Look through the listing for the word "handle". Copy each line that has it.

- Provided records:
⁂

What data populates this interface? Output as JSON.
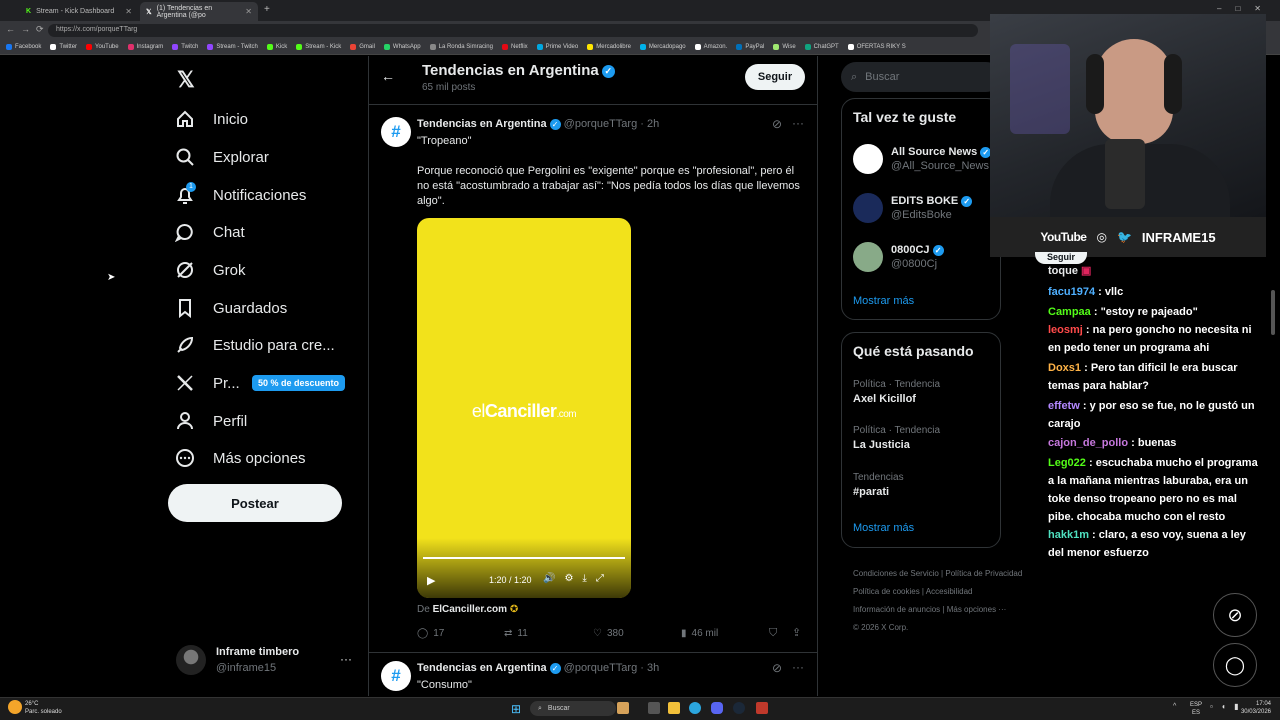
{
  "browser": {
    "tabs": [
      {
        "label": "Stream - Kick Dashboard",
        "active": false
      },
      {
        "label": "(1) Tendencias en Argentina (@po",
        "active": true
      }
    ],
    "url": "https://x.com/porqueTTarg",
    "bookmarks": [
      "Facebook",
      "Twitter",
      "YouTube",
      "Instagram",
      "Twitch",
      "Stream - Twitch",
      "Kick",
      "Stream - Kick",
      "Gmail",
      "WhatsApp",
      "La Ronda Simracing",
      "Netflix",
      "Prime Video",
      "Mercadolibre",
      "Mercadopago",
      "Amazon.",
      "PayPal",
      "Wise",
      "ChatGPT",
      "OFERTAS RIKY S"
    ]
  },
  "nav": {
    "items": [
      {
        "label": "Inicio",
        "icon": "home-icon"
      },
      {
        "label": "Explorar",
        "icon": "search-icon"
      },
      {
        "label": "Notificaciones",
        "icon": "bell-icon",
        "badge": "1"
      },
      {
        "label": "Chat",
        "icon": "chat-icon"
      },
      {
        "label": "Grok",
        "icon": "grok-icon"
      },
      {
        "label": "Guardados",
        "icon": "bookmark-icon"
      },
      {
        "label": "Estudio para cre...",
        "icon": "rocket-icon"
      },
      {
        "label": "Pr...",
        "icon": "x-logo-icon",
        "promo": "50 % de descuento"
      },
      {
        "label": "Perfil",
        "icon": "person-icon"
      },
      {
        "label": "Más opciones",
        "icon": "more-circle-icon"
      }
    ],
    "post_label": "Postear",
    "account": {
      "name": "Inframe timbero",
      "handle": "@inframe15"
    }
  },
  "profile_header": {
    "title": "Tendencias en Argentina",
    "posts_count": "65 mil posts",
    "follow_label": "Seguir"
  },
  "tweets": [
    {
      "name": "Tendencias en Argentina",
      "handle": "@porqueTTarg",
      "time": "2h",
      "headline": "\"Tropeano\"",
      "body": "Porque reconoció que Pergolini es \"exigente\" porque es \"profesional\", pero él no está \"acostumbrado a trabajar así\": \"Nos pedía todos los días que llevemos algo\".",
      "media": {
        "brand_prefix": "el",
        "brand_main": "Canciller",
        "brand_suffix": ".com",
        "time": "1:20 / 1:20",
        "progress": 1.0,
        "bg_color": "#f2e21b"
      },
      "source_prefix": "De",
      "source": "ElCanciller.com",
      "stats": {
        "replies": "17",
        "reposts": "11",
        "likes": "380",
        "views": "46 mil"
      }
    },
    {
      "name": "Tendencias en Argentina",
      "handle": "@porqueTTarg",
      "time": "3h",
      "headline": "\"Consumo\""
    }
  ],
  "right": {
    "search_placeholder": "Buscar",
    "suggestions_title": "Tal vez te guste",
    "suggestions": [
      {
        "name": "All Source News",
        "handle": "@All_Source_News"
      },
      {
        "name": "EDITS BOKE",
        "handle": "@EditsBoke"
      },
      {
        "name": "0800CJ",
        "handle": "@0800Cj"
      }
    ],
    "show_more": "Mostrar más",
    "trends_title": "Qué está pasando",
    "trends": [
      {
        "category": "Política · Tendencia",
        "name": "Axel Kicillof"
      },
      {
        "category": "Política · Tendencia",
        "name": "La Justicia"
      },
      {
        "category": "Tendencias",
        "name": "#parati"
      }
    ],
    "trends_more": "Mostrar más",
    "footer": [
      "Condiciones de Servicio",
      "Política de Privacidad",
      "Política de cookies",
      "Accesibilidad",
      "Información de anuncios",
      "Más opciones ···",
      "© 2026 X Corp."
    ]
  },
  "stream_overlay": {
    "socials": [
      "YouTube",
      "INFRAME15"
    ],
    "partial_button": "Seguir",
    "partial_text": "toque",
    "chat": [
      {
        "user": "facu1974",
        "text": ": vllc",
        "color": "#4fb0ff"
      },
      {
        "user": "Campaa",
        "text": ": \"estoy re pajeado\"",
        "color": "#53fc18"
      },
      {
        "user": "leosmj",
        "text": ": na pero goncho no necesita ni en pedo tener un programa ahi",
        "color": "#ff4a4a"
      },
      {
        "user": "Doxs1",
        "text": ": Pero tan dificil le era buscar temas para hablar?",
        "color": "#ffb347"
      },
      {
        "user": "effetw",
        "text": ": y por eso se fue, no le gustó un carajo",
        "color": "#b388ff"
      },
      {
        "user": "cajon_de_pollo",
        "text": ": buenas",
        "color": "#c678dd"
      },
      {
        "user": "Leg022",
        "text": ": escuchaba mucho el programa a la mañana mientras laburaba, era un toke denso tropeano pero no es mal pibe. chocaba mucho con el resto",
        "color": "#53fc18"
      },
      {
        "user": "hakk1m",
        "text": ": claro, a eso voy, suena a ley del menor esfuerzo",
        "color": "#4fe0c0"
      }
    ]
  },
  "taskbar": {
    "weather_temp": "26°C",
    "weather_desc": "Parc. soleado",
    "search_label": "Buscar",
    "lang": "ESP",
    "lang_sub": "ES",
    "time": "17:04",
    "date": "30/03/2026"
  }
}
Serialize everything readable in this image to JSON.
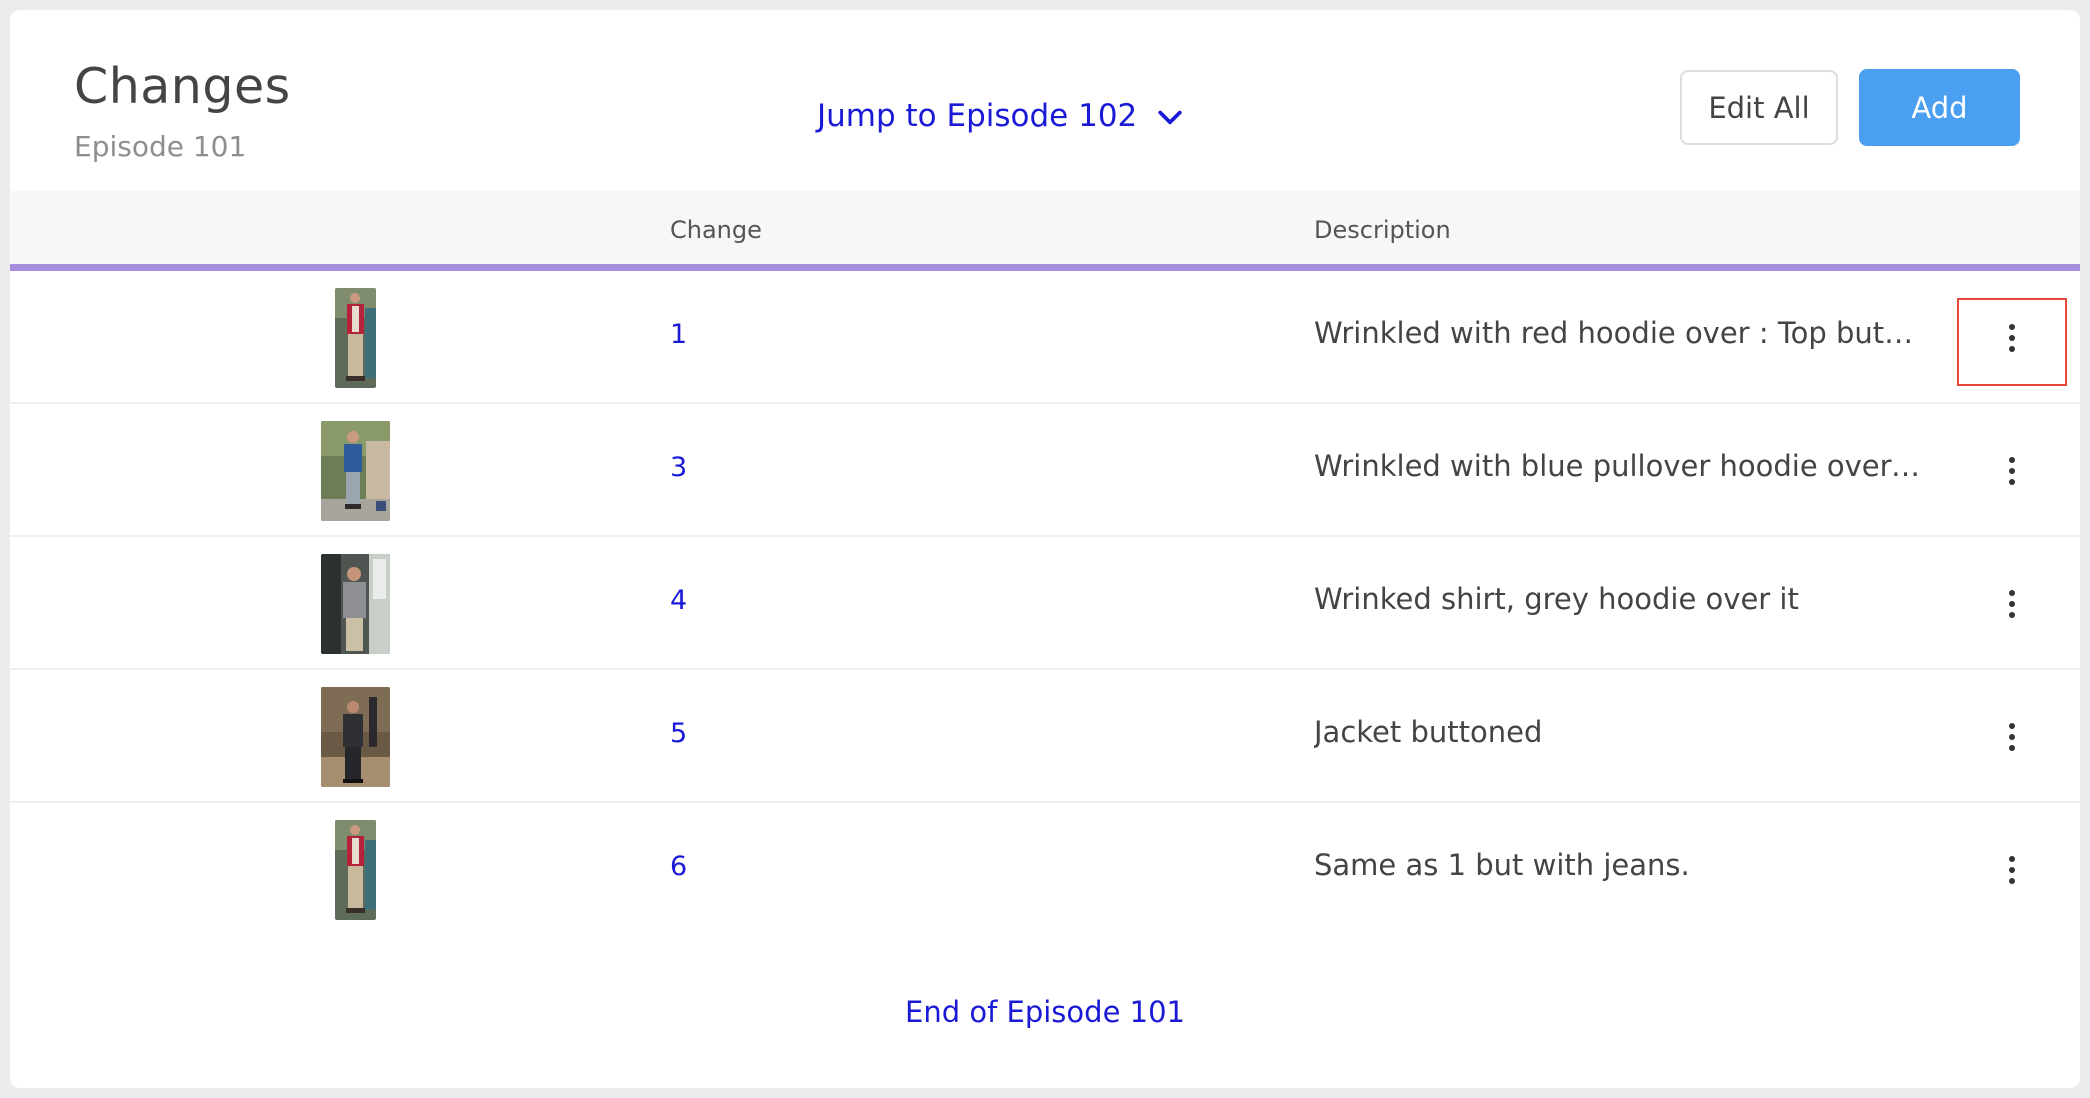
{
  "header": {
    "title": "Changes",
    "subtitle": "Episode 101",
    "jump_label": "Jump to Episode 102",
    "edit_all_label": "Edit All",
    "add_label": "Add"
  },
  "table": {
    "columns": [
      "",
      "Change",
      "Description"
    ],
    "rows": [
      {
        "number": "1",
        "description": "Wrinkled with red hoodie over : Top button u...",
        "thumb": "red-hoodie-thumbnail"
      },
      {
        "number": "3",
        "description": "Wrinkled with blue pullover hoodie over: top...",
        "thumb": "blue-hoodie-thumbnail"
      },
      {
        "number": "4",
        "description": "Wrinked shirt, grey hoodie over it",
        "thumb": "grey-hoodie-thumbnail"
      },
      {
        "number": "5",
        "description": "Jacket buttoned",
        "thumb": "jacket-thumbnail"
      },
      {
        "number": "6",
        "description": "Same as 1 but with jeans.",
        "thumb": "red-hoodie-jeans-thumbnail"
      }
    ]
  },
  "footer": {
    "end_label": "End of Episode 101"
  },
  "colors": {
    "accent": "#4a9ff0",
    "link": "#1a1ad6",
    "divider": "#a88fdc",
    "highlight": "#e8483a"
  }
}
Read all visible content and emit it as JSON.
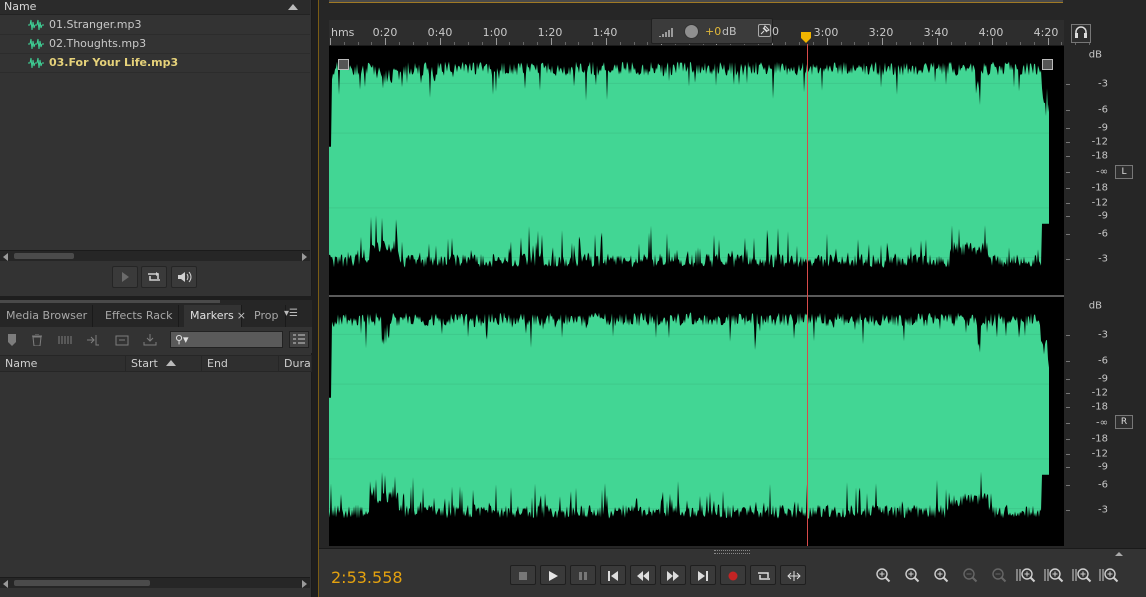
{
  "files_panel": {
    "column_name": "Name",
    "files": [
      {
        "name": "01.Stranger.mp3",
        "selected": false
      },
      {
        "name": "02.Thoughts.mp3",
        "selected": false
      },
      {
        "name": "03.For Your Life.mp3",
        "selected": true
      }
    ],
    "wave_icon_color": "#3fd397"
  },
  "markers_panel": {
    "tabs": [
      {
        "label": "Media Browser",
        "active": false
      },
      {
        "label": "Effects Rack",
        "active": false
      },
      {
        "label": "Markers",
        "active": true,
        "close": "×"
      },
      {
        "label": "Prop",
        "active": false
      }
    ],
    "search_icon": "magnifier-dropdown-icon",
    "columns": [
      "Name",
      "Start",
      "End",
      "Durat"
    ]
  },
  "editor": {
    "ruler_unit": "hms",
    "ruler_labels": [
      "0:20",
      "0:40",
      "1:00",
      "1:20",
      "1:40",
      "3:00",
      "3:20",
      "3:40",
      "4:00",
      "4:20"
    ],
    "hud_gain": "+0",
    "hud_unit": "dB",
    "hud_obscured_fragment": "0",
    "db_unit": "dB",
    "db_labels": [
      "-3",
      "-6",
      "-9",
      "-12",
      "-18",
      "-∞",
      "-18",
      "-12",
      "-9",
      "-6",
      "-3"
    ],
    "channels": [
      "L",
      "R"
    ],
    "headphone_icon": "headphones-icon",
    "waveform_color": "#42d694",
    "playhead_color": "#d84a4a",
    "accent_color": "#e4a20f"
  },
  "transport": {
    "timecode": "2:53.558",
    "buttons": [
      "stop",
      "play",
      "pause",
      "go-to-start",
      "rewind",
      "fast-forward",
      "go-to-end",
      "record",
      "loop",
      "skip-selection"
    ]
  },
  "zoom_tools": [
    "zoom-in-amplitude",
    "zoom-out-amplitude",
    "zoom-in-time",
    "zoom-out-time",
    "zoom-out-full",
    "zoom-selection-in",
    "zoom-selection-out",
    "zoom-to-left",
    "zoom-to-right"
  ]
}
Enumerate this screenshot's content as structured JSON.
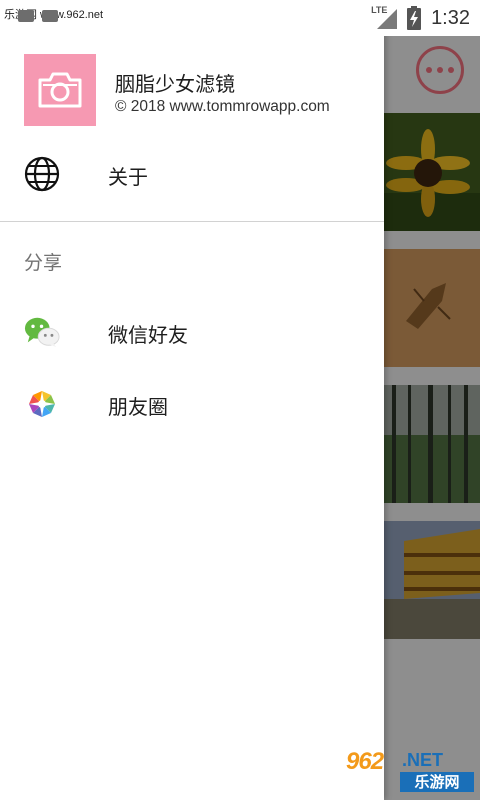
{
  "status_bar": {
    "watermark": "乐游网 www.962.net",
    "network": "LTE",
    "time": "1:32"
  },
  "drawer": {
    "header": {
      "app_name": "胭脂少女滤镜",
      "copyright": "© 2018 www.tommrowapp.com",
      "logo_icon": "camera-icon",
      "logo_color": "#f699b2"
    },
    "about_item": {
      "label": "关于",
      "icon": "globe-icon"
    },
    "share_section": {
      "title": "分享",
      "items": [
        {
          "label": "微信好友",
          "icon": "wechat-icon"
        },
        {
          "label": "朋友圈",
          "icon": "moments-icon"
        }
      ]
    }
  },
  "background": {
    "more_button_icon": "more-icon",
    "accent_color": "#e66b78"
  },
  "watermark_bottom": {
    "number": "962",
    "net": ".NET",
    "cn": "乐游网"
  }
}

⁂

- The solution:
      "handle": "@inframe15"
      "handle": "@porqueTTarg",
      "handle": "@porqueTTarg",
        "handle": "@All_Source_News"
        "handle": "@EditsBoke"
        "handle": "@0800Cj"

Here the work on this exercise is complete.